▶ _What to produce_
Scan the lines below for the string "name" and copy every one that has it.

▶ _Given records_
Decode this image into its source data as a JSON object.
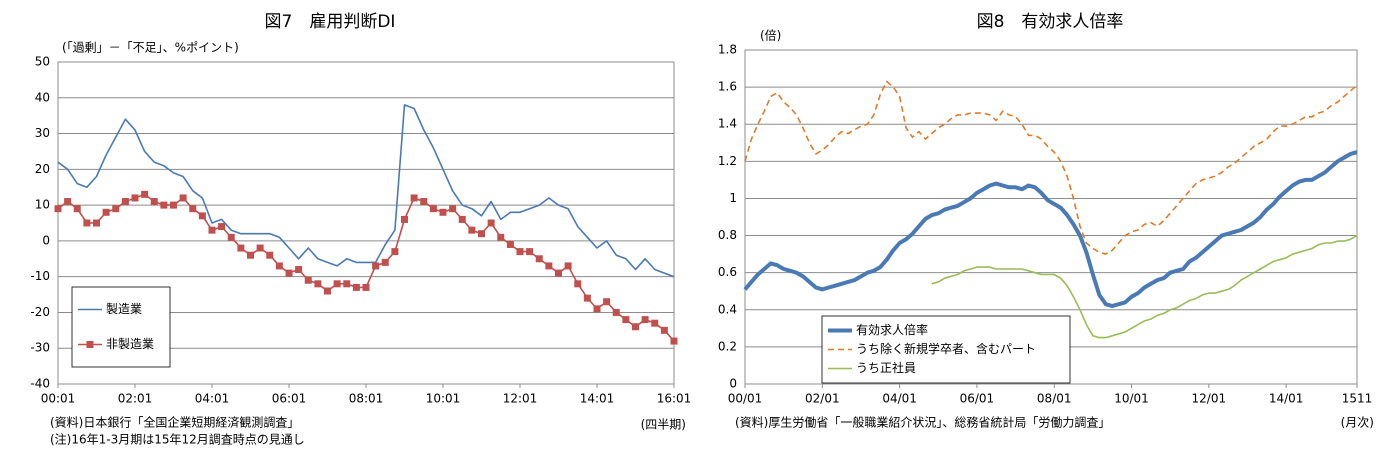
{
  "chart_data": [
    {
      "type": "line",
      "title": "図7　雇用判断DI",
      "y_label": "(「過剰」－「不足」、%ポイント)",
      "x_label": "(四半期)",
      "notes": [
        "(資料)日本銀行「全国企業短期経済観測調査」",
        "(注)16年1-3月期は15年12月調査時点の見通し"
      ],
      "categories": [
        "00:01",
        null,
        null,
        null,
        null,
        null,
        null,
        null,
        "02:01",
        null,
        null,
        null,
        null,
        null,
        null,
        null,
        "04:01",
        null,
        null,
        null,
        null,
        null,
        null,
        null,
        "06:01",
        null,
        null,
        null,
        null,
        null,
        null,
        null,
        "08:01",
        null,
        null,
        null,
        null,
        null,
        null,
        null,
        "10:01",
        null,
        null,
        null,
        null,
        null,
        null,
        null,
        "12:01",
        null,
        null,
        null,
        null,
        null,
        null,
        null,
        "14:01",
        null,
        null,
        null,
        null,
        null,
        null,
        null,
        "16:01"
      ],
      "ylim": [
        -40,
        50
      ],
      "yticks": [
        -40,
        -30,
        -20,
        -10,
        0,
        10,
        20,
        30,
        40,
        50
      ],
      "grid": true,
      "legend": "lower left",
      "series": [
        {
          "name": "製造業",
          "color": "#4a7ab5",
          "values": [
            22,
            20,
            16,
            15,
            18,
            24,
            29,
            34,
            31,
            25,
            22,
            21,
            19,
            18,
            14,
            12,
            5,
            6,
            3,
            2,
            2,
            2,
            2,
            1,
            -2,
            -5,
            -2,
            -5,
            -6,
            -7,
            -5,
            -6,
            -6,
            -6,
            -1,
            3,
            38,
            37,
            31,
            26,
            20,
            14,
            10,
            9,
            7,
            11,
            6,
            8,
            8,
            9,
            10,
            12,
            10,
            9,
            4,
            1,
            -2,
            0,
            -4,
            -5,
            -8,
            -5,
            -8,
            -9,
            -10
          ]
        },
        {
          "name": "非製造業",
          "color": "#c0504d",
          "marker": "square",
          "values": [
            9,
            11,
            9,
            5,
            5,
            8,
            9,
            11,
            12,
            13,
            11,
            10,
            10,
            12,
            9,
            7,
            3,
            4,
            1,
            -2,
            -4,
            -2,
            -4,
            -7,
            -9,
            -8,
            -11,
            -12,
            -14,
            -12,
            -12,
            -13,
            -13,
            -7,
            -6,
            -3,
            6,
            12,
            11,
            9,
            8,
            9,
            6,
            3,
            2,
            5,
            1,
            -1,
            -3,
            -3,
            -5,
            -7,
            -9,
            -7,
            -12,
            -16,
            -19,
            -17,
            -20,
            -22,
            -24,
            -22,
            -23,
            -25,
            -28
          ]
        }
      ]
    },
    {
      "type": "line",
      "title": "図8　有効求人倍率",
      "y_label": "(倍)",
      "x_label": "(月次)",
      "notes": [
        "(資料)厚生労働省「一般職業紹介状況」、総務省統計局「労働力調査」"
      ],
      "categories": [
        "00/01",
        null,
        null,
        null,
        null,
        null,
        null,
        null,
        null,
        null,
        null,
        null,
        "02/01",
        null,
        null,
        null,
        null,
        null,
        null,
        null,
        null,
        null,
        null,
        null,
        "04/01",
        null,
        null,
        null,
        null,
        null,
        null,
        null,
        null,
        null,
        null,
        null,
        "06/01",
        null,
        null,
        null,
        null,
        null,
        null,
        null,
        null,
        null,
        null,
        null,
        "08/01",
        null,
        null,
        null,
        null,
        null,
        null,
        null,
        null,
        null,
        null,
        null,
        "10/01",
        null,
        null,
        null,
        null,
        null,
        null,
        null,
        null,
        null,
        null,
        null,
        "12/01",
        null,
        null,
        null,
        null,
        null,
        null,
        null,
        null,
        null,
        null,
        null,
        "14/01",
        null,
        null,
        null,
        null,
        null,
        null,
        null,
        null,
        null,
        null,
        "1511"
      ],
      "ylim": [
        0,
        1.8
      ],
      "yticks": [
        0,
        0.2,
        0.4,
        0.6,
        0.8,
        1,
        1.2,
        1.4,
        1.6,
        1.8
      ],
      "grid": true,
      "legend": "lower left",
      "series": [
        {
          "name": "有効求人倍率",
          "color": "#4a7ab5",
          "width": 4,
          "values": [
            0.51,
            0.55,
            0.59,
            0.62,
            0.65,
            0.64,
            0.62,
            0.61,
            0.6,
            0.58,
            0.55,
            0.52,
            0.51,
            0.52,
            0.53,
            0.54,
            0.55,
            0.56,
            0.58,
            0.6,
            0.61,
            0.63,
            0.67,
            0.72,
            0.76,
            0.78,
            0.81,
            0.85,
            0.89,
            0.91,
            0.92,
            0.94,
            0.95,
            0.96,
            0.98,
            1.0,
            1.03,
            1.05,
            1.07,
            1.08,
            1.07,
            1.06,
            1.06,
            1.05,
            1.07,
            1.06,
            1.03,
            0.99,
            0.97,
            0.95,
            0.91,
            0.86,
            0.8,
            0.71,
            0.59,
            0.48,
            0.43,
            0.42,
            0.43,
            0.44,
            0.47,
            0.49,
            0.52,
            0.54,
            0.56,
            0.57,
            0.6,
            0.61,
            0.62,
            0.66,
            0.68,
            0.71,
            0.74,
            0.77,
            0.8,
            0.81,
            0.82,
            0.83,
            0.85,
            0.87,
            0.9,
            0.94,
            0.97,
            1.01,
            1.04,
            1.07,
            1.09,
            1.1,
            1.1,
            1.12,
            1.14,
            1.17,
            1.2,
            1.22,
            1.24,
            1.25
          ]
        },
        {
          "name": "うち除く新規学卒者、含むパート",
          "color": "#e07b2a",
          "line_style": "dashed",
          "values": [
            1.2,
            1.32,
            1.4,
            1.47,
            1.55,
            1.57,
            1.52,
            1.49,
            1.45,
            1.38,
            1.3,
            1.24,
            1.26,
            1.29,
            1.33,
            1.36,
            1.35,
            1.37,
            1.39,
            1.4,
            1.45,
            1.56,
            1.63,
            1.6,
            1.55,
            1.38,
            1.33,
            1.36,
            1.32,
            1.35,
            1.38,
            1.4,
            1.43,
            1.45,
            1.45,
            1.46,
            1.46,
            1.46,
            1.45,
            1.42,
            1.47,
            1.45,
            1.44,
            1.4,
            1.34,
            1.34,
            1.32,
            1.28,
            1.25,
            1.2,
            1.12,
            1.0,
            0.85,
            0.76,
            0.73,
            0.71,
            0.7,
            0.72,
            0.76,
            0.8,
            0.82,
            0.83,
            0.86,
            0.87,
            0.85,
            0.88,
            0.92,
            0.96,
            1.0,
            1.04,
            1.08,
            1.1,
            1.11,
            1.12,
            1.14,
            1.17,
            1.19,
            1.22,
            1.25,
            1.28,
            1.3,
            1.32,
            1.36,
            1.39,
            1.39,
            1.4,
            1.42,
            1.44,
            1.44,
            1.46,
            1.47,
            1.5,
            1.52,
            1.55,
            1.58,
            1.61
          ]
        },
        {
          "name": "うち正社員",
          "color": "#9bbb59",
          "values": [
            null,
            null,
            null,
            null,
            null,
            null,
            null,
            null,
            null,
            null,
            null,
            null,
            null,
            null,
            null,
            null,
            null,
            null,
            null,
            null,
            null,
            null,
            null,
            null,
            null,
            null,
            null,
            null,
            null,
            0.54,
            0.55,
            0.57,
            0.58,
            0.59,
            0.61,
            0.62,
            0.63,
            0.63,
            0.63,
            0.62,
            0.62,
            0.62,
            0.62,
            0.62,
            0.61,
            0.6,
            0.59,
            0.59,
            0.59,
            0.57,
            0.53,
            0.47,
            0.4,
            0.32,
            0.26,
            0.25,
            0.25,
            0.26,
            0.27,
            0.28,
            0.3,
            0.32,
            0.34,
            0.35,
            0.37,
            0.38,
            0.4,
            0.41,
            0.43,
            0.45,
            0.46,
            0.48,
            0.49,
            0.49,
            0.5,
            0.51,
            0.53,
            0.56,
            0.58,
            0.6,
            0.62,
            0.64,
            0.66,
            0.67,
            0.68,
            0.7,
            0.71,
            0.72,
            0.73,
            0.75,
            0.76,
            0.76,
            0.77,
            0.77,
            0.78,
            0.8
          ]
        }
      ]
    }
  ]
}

==

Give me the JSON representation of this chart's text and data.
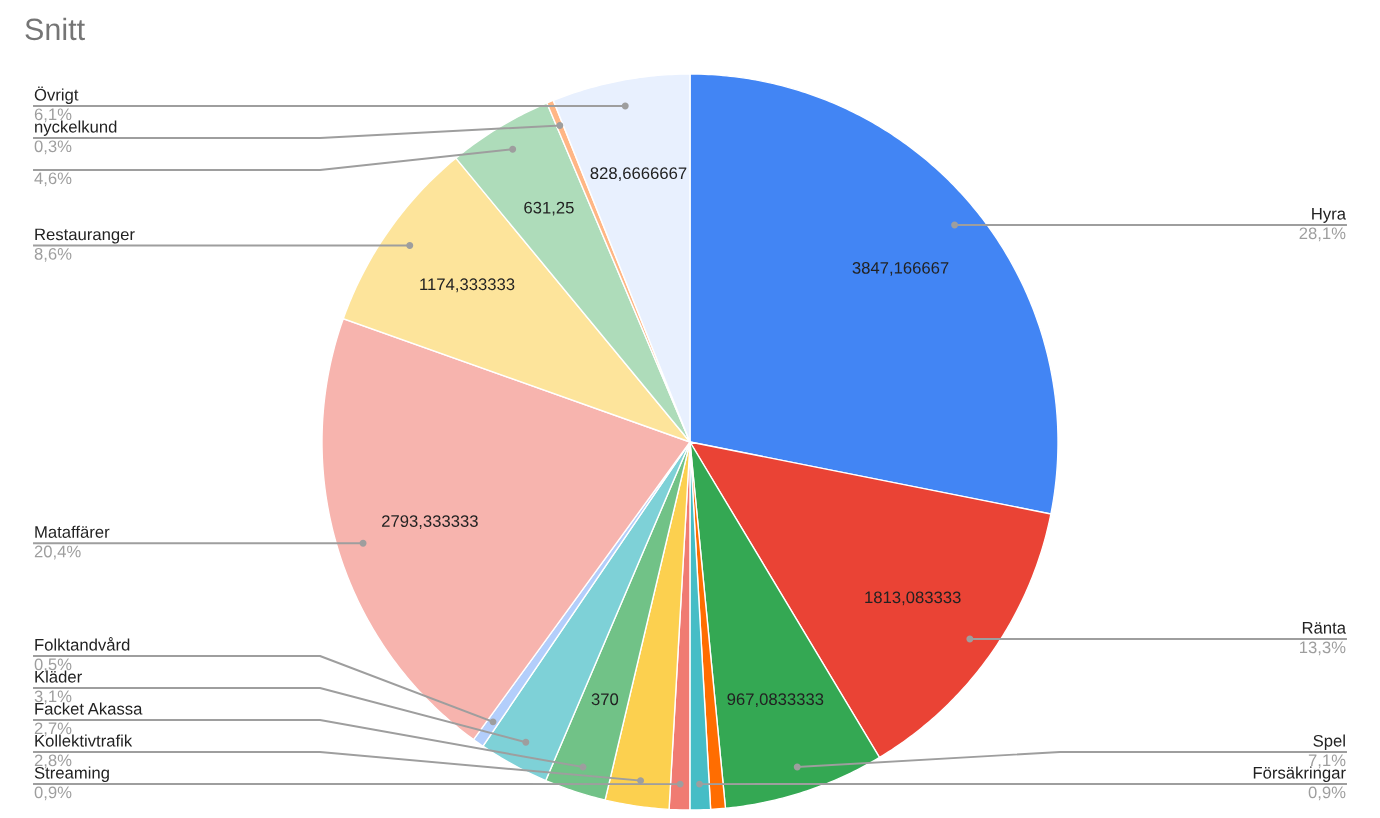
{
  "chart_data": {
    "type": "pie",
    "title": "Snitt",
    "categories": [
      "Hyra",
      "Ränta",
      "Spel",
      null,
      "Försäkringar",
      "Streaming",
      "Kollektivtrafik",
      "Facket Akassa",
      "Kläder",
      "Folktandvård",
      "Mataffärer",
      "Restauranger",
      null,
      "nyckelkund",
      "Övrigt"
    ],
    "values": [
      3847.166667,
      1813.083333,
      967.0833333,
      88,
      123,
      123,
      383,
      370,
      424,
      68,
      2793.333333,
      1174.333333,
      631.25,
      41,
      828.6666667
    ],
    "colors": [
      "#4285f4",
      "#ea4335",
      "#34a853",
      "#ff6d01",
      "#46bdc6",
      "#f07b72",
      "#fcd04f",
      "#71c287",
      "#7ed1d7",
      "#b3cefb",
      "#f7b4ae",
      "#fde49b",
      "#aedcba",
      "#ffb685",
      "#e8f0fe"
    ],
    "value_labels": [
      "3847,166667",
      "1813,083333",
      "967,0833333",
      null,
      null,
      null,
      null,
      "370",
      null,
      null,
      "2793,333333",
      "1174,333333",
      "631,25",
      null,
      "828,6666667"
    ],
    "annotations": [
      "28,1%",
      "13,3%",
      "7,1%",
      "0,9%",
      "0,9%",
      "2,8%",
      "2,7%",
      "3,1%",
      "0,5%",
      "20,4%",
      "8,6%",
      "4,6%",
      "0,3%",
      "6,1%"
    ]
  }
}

▶ _Response to the exercise_
          "name": "製造業",
          "name": "非製造業",
          "name": "有効求人倍率",
          "name": "うち除く新規学卒者、含むパート",
          "name": "うち正社員",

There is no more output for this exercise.